_Task instructions_
Below are records. Copy every line with "Abdeckung" in it.
------
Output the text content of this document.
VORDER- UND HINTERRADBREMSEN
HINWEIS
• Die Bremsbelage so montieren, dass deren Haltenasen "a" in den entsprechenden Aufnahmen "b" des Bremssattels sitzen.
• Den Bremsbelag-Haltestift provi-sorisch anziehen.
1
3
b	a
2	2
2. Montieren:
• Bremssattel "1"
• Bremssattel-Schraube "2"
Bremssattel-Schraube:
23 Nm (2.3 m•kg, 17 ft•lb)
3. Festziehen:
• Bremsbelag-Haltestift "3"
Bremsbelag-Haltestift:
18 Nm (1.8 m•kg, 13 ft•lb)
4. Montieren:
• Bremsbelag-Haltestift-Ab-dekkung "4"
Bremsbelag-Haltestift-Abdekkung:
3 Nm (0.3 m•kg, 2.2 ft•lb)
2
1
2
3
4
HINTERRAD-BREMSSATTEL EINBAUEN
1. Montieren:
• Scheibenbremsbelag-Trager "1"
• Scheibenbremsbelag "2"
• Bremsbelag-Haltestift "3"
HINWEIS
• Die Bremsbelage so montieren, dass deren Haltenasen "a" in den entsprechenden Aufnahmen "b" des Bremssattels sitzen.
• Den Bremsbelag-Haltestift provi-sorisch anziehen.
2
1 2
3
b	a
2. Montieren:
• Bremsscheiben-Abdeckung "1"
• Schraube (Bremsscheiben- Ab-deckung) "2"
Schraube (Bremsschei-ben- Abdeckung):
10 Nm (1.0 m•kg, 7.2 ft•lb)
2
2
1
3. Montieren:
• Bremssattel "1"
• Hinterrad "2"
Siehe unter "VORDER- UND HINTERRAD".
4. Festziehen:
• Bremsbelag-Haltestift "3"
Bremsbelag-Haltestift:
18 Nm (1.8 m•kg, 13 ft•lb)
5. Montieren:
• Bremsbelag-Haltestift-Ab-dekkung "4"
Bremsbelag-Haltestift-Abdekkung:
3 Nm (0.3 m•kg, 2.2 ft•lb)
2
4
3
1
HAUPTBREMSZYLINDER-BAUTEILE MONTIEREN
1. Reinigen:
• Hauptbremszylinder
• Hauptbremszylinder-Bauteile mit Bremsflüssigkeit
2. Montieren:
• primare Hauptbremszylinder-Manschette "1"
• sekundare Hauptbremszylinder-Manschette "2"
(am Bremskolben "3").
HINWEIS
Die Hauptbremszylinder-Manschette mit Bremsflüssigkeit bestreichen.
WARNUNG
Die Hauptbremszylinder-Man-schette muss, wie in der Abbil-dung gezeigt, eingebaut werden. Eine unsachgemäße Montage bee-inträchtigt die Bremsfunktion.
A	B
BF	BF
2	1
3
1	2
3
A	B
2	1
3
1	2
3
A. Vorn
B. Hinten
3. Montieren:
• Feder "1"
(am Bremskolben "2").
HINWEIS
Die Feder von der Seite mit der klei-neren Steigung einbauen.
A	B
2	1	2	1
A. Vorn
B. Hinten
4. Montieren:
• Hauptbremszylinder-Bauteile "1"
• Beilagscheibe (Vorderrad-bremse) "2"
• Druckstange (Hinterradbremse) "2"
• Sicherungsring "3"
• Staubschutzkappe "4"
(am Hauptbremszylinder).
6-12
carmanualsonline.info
------
_The solution_
• Bremsscheiben-Abdeckung "1"
Schraube (Bremsschei-ben- Abdeckung):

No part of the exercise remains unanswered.